──────── Data listing
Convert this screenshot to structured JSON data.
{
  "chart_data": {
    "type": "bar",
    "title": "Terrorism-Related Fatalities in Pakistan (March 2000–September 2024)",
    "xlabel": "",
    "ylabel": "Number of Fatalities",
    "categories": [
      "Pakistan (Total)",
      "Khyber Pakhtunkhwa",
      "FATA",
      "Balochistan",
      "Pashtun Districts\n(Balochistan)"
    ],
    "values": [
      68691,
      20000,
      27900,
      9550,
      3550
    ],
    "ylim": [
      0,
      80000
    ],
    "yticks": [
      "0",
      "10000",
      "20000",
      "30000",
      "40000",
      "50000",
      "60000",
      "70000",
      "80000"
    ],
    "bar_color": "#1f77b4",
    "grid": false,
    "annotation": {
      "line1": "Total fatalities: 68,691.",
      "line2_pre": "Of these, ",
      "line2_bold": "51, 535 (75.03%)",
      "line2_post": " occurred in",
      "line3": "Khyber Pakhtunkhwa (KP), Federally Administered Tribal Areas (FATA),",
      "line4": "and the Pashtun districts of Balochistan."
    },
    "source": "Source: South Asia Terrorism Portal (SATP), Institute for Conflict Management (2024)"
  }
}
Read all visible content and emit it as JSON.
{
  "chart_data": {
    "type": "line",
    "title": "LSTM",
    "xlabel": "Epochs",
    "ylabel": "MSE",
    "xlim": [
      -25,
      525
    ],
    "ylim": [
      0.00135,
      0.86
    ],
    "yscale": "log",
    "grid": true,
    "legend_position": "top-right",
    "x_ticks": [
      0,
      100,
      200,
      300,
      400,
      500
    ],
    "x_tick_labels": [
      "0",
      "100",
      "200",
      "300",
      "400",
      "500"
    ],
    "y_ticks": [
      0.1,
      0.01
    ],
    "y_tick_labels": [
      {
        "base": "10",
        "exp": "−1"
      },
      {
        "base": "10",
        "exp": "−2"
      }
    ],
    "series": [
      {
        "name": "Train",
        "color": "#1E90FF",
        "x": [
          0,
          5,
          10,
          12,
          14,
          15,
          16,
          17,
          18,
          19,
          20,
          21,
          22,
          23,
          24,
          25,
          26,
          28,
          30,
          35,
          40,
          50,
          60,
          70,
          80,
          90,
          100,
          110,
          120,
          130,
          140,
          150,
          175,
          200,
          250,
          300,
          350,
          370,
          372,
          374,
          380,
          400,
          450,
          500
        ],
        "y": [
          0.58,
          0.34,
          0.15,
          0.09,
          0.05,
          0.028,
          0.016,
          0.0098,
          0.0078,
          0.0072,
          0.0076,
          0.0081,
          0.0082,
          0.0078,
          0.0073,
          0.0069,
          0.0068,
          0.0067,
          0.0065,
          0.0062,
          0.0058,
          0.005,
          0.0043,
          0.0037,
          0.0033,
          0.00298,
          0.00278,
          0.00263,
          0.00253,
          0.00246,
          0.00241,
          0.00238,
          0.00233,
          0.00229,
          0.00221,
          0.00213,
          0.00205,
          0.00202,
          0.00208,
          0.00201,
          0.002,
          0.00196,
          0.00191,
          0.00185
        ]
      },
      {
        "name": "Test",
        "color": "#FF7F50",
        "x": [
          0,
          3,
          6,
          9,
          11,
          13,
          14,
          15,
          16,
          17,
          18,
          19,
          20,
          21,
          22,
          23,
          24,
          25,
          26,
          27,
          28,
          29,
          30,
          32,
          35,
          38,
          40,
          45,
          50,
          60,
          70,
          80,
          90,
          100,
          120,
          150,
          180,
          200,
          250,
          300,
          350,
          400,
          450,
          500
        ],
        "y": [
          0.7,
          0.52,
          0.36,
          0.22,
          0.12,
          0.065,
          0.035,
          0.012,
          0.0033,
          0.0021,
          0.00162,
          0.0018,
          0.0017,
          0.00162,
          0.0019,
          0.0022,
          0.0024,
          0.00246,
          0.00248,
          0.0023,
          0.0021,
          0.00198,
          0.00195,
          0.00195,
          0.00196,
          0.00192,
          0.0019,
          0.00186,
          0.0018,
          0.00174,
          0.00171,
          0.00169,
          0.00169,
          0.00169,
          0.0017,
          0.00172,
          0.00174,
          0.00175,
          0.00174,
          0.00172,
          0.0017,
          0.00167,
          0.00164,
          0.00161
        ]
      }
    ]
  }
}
────────────────
What you have to do -
In the entries above, find every line holding the word "JSON" and copy it out.

In response -
Convert this screenshot to structured JSON data.
Read all visible content and emit it as JSON.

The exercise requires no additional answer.